▸ **Given task**
Reproduce all of the material exactly as shown.

== Input rows ==

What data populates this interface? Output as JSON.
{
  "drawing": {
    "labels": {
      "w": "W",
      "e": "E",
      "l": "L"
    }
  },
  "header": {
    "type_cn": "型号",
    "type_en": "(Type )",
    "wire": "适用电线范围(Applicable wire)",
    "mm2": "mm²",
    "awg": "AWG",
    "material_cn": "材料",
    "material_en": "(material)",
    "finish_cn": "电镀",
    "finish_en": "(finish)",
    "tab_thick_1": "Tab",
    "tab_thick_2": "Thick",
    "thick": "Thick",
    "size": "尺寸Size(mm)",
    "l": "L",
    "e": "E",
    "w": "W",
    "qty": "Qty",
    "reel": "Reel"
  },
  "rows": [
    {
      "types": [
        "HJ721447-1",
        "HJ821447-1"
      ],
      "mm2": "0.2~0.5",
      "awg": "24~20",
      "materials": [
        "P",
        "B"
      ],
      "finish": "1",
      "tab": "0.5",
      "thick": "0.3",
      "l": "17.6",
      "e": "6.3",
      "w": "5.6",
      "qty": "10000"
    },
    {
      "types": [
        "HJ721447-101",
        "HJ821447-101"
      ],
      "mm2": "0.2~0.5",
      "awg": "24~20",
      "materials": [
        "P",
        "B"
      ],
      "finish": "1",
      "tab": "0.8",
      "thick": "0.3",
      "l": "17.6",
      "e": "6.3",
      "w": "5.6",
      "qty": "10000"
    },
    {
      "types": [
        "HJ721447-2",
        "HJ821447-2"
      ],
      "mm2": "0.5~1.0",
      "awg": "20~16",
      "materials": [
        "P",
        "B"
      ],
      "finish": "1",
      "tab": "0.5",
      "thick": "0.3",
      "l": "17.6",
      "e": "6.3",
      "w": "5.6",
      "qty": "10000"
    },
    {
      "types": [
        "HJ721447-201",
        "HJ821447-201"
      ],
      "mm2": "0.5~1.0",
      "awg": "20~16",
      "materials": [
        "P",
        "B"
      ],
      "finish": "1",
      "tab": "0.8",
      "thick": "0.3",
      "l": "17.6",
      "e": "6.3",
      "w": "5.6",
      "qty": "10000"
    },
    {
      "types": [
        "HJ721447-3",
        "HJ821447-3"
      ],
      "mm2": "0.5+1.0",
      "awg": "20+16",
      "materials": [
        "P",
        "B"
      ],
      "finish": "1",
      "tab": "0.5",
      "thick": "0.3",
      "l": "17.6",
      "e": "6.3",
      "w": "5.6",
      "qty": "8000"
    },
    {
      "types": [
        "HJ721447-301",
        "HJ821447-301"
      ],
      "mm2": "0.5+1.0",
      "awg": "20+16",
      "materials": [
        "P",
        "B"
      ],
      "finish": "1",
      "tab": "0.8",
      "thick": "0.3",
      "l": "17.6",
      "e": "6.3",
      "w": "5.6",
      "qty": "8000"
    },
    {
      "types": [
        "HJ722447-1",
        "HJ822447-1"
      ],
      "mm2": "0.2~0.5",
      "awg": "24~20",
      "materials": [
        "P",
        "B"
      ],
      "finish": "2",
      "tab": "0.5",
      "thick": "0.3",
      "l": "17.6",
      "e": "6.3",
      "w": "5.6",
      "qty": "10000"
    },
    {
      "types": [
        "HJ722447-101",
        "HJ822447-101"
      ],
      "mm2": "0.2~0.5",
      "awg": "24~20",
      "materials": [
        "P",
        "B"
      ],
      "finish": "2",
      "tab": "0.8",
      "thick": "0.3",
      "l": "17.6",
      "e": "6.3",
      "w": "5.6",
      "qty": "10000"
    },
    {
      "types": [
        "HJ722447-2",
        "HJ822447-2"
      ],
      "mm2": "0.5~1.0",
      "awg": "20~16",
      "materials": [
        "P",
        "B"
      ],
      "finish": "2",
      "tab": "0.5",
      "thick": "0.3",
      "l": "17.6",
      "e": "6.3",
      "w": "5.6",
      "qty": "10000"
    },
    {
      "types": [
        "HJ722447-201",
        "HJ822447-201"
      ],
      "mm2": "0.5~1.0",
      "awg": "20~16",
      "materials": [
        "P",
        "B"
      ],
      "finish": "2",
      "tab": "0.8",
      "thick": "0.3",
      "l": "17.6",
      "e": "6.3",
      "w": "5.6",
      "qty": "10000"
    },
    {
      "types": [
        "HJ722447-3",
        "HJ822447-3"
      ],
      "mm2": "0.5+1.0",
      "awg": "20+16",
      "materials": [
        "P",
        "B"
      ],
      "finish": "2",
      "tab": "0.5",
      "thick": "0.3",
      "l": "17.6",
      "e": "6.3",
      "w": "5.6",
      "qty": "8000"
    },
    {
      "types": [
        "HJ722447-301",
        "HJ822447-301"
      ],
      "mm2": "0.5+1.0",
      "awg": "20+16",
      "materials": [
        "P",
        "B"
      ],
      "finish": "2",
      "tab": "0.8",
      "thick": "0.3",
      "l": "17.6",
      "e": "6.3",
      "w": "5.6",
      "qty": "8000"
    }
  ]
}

===

▸ **Result of the exercise**
What data populates this interface? Output as JSON.
{
  "drawing": {
    "labels": {
      "w": "W",
      "e": "E",
      "l": "L"
    }
  },
  "header": {
    "type_cn": "型号",
    "type_en": "(Type )",
    "wire": "适用电线范围(Applicable wire)",
    "mm2": "mm²",
    "awg": "AWG",
    "material_cn": "材料",
    "material_en": "(material)",
    "finish_cn": "电镀",
    "finish_en": "(finish)",
    "tab_thick_1": "Tab",
    "tab_thick_2": "Thick",
    "thick": "Thick",
    "size": "尺寸Size(mm)",
    "l": "L",
    "e": "E",
    "w": "W",
    "qty": "Qty",
    "reel": "Reel"
  },
  "rows": [
    {
      "types": [
        "HJ721447-1",
        "HJ821447-1"
      ],
      "mm2": "0.2~0.5",
      "awg": "24~20",
      "materials": [
        "P",
        "B"
      ],
      "finish": "1",
      "tab": "0.5",
      "thick": "0.3",
      "l": "17.6",
      "e": "6.3",
      "w": "5.6",
      "qty": "10000"
    },
    {
      "types": [
        "HJ721447-101",
        "HJ821447-101"
      ],
      "mm2": "0.2~0.5",
      "awg": "24~20",
      "materials": [
        "P",
        "B"
      ],
      "finish": "1",
      "tab": "0.8",
      "thick": "0.3",
      "l": "17.6",
      "e": "6.3",
      "w": "5.6",
      "qty": "10000"
    },
    {
      "types": [
        "HJ721447-2",
        "HJ821447-2"
      ],
      "mm2": "0.5~1.0",
      "awg": "20~16",
      "materials": [
        "P",
        "B"
      ],
      "finish": "1",
      "tab": "0.5",
      "thick": "0.3",
      "l": "17.6",
      "e": "6.3",
      "w": "5.6",
      "qty": "10000"
    },
    {
      "types": [
        "HJ721447-201",
        "HJ821447-201"
      ],
      "mm2": "0.5~1.0",
      "awg": "20~16",
      "materials": [
        "P",
        "B"
      ],
      "finish": "1",
      "tab": "0.8",
      "thick": "0.3",
      "l": "17.6",
      "e": "6.3",
      "w": "5.6",
      "qty": "10000"
    },
    {
      "types": [
        "HJ721447-3",
        "HJ821447-3"
      ],
      "mm2": "0.5+1.0",
      "awg": "20+16",
      "materials": [
        "P",
        "B"
      ],
      "finish": "1",
      "tab": "0.5",
      "thick": "0.3",
      "l": "17.6",
      "e": "6.3",
      "w": "5.6",
      "qty": "8000"
    },
    {
      "types": [
        "HJ721447-301",
        "HJ821447-301"
      ],
      "mm2": "0.5+1.0",
      "awg": "20+16",
      "materials": [
        "P",
        "B"
      ],
      "finish": "1",
      "tab": "0.8",
      "thick": "0.3",
      "l": "17.6",
      "e": "6.3",
      "w": "5.6",
      "qty": "8000"
    },
    {
      "types": [
        "HJ722447-1",
        "HJ822447-1"
      ],
      "mm2": "0.2~0.5",
      "awg": "24~20",
      "materials": [
        "P",
        "B"
      ],
      "finish": "2",
      "tab": "0.5",
      "thick": "0.3",
      "l": "17.6",
      "e": "6.3",
      "w": "5.6",
      "qty": "10000"
    },
    {
      "types": [
        "HJ722447-101",
        "HJ822447-101"
      ],
      "mm2": "0.2~0.5",
      "awg": "24~20",
      "materials": [
        "P",
        "B"
      ],
      "finish": "2",
      "tab": "0.8",
      "thick": "0.3",
      "l": "17.6",
      "e": "6.3",
      "w": "5.6",
      "qty": "10000"
    },
    {
      "types": [
        "HJ722447-2",
        "HJ822447-2"
      ],
      "mm2": "0.5~1.0",
      "awg": "20~16",
      "materials": [
        "P",
        "B"
      ],
      "finish": "2",
      "tab": "0.5",
      "thick": "0.3",
      "l": "17.6",
      "e": "6.3",
      "w": "5.6",
      "qty": "10000"
    },
    {
      "types": [
        "HJ722447-201",
        "HJ822447-201"
      ],
      "mm2": "0.5~1.0",
      "awg": "20~16",
      "materials": [
        "P",
        "B"
      ],
      "finish": "2",
      "tab": "0.8",
      "thick": "0.3",
      "l": "17.6",
      "e": "6.3",
      "w": "5.6",
      "qty": "10000"
    },
    {
      "types": [
        "HJ722447-3",
        "HJ822447-3"
      ],
      "mm2": "0.5+1.0",
      "awg": "20+16",
      "materials": [
        "P",
        "B"
      ],
      "finish": "2",
      "tab": "0.5",
      "thick": "0.3",
      "l": "17.6",
      "e": "6.3",
      "w": "5.6",
      "qty": "8000"
    },
    {
      "types": [
        "HJ722447-301",
        "HJ822447-301"
      ],
      "mm2": "0.5+1.0",
      "awg": "20+16",
      "materials": [
        "P",
        "B"
      ],
      "finish": "2",
      "tab": "0.8",
      "thick": "0.3",
      "l": "17.6",
      "e": "6.3",
      "w": "5.6",
      "qty": "8000"
    }
  ]
}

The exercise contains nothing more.